WRITTEN TASK
Return the lines where the word "Mark" occurs.

+ + + +

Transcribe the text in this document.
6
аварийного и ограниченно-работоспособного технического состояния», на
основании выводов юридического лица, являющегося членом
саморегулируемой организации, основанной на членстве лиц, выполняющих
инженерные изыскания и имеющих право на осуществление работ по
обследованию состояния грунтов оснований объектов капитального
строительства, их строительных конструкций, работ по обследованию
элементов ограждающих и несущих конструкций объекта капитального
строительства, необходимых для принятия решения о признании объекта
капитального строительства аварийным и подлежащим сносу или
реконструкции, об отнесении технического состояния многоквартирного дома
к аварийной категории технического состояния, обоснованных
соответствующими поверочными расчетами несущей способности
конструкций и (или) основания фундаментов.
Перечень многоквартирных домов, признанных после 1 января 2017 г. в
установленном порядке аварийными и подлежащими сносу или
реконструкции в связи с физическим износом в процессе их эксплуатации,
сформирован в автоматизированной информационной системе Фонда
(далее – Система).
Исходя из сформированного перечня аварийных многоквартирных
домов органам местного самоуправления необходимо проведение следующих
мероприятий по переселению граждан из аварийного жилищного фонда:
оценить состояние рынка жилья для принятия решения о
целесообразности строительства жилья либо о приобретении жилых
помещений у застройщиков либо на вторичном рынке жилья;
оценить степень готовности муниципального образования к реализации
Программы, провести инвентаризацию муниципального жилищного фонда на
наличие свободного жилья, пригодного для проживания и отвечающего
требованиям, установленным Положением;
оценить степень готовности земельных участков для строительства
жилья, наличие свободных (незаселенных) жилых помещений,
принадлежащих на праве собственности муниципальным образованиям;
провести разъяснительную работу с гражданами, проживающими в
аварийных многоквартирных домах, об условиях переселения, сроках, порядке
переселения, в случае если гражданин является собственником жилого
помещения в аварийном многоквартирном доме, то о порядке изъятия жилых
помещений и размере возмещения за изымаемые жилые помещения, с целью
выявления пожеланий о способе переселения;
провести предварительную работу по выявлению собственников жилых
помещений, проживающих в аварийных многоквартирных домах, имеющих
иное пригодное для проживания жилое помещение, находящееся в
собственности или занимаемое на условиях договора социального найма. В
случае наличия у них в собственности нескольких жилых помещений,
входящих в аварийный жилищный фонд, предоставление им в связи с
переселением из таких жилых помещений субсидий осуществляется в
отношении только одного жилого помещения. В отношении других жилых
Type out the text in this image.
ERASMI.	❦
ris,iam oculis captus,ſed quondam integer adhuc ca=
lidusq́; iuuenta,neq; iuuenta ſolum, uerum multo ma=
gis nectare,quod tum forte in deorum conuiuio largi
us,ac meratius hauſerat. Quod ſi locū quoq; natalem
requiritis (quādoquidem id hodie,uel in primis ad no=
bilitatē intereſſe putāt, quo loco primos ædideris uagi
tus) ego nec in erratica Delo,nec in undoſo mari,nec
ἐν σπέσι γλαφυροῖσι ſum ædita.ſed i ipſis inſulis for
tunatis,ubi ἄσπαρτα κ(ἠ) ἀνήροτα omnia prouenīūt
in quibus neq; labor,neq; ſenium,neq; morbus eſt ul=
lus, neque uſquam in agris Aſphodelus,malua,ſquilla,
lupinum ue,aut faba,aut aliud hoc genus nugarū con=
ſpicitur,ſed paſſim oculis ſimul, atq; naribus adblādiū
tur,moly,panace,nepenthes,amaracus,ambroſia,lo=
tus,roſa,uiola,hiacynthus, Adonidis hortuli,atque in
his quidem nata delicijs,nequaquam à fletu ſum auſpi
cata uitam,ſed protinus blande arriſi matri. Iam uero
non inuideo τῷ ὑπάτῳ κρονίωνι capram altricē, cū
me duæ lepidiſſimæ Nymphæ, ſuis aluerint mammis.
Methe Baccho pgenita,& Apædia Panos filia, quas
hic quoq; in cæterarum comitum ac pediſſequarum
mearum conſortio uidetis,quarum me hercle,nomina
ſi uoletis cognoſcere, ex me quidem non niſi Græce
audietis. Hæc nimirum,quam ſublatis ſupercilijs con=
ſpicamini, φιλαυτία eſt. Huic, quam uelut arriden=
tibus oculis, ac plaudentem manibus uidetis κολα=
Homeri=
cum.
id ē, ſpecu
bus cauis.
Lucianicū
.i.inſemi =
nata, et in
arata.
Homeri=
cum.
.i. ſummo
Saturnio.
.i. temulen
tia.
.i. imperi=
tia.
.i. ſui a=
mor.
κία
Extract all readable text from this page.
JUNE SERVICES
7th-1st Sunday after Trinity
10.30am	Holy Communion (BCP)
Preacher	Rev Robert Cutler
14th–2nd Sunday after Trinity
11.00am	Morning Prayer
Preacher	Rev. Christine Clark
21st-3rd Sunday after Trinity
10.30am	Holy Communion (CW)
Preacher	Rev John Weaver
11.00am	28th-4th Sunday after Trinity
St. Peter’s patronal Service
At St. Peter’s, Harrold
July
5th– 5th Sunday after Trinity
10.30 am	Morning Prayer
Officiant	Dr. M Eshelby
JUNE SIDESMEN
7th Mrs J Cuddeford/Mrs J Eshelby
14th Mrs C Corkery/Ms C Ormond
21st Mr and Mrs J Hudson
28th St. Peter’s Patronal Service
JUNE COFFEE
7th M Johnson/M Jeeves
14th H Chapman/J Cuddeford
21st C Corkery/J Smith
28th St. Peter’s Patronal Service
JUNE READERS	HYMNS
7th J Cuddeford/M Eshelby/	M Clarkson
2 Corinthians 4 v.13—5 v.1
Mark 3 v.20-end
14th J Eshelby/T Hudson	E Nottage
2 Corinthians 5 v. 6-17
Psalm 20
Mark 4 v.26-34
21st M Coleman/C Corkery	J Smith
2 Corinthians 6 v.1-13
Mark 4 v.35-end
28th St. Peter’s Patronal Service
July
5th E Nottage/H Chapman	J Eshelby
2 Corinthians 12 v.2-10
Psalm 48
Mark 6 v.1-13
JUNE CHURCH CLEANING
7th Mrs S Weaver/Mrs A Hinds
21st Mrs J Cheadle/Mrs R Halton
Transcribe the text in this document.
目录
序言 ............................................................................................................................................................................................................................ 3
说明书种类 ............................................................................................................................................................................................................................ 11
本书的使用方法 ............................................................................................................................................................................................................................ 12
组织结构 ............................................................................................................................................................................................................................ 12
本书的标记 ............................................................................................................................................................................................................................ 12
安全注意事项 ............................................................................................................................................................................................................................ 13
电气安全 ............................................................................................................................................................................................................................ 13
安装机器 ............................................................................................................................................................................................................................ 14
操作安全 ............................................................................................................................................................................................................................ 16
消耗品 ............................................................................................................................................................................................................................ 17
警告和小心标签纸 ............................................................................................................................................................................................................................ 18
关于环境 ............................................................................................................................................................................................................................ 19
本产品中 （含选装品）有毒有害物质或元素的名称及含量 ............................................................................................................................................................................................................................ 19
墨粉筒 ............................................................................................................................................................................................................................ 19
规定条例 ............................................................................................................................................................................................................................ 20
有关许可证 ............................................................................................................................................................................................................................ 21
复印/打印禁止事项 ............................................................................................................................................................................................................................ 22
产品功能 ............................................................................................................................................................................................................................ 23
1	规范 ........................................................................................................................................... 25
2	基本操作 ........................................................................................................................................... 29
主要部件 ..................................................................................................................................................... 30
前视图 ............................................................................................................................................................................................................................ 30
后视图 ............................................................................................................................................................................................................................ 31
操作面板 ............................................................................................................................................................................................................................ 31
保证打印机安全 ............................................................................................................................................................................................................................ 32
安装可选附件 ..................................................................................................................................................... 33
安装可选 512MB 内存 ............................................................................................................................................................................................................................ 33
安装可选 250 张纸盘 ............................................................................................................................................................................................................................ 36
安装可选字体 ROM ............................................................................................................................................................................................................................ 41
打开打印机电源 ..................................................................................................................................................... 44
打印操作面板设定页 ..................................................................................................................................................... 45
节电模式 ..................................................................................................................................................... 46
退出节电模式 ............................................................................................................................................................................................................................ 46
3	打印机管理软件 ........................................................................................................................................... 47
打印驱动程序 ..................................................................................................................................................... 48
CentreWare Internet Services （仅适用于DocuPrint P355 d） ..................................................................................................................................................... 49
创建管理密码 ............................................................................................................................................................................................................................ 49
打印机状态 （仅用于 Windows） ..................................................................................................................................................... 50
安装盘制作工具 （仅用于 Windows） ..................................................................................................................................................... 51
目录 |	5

+ + + +

THE OUTPUT
Mark 3 v.20-end
Mark 4 v.26-34
Mark 4 v.35-end
Mark 6 v.1-13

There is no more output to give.